> _Written task_
Lines that contain "Analysis" are to be counted; give only their number.

> _Exercise data_
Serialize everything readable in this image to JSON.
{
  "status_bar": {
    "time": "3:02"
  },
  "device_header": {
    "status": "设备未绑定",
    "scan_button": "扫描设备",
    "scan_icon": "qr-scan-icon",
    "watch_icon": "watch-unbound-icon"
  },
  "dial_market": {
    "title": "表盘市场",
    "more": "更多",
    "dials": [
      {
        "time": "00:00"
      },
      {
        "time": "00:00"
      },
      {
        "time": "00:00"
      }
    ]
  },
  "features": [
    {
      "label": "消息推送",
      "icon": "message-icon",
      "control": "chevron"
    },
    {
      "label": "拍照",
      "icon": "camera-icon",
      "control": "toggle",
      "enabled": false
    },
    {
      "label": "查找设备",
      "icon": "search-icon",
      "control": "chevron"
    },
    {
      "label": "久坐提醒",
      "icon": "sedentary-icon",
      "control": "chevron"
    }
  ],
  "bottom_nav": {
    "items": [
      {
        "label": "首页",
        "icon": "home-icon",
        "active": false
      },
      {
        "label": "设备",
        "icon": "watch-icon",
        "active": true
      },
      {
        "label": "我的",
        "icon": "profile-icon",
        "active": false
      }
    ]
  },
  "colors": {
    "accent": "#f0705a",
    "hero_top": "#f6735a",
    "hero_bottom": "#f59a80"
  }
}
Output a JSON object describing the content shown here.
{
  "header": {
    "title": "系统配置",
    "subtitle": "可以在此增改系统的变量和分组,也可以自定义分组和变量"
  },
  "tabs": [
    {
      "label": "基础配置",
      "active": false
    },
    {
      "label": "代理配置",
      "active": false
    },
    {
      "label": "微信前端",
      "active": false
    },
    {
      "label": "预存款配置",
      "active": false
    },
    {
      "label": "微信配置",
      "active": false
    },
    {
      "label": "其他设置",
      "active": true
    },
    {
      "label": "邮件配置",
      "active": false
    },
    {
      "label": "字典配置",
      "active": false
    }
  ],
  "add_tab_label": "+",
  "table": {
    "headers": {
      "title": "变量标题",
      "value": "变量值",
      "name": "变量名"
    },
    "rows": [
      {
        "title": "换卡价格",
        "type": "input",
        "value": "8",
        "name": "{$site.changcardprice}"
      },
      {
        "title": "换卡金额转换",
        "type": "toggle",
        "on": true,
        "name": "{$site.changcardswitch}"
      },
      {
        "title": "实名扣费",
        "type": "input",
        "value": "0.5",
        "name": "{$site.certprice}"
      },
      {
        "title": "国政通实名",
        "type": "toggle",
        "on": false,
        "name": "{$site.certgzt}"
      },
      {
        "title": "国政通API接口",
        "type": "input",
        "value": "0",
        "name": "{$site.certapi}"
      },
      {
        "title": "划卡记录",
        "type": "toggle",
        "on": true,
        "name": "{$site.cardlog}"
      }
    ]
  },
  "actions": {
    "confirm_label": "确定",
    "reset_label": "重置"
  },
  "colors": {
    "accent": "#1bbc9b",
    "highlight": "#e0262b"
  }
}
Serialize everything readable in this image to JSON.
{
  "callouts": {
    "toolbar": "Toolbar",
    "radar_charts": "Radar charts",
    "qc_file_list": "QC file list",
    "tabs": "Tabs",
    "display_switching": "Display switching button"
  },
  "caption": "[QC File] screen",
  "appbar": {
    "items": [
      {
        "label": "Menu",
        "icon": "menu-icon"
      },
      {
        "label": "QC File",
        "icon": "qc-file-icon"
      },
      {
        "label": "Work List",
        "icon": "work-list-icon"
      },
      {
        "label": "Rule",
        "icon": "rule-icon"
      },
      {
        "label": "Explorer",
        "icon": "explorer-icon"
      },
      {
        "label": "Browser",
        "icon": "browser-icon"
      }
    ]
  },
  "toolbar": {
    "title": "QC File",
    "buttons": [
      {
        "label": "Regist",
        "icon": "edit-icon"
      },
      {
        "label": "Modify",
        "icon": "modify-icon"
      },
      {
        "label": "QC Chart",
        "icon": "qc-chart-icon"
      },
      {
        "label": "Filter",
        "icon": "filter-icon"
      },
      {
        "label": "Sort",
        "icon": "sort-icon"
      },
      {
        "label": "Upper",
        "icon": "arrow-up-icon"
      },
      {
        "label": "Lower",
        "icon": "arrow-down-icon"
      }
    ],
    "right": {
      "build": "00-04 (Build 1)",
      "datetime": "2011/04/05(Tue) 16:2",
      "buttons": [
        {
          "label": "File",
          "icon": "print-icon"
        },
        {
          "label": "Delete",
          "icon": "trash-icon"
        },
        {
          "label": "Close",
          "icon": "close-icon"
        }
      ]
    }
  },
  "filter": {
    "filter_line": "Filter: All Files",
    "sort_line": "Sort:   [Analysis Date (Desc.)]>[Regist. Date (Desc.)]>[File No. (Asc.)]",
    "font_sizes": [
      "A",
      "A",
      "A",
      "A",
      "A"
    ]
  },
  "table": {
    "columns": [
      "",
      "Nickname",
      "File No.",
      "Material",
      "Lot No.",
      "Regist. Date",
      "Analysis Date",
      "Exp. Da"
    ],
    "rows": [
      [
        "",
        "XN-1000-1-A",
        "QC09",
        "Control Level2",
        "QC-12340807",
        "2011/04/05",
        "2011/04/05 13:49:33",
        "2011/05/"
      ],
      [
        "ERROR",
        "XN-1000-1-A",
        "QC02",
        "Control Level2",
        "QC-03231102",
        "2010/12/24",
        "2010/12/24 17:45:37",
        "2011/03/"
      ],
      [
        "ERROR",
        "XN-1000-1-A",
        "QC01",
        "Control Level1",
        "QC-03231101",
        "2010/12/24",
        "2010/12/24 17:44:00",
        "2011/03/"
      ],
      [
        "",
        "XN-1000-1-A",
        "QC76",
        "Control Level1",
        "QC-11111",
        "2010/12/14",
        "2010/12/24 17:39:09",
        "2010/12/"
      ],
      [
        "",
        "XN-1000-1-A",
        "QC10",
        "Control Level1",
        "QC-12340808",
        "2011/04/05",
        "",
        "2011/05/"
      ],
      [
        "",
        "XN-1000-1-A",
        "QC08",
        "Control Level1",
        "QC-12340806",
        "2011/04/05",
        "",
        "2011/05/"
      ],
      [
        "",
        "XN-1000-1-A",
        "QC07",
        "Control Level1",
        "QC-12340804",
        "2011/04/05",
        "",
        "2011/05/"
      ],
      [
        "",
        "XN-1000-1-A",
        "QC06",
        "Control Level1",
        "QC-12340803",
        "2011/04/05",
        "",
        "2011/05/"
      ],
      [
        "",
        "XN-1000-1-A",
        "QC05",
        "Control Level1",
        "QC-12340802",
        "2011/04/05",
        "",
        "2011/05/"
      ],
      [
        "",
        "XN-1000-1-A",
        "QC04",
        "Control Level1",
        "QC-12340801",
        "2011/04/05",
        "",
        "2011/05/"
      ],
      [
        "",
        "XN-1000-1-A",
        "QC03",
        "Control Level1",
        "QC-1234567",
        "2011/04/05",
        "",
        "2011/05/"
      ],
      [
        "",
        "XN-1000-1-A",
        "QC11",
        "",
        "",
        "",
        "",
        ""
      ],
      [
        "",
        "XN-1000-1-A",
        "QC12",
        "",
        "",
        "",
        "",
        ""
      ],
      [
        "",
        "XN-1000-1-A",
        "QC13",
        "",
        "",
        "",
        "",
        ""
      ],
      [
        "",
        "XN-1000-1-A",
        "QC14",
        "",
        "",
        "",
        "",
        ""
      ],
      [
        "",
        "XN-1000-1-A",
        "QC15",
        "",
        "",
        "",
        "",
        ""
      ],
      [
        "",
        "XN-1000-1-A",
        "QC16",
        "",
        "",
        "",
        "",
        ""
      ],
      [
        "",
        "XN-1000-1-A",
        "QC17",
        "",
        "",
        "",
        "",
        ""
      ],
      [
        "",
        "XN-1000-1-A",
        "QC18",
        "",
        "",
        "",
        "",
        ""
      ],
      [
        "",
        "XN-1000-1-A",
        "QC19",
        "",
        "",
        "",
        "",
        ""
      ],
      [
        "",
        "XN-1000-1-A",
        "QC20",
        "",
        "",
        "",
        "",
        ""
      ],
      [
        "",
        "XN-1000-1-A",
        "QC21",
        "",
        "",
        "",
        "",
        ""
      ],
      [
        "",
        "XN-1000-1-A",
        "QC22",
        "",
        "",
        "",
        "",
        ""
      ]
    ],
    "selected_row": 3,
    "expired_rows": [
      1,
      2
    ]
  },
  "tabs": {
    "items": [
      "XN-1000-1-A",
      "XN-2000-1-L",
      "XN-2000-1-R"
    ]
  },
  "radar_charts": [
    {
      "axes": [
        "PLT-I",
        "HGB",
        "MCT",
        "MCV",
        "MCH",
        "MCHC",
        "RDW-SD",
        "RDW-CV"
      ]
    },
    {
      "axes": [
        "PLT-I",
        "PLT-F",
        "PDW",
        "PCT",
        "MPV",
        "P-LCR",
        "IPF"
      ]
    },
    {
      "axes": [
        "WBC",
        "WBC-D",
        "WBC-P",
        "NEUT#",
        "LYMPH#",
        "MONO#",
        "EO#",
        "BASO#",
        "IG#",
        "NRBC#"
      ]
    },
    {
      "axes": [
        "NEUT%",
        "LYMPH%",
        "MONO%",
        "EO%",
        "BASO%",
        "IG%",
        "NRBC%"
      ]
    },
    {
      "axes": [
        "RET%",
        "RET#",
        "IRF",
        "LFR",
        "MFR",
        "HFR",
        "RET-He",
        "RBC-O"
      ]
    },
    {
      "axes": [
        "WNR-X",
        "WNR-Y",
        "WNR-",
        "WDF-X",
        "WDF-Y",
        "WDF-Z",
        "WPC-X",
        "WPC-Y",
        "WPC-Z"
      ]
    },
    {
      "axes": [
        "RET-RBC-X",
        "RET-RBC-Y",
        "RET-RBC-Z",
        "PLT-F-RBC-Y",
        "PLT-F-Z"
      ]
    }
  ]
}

> _Task response_
2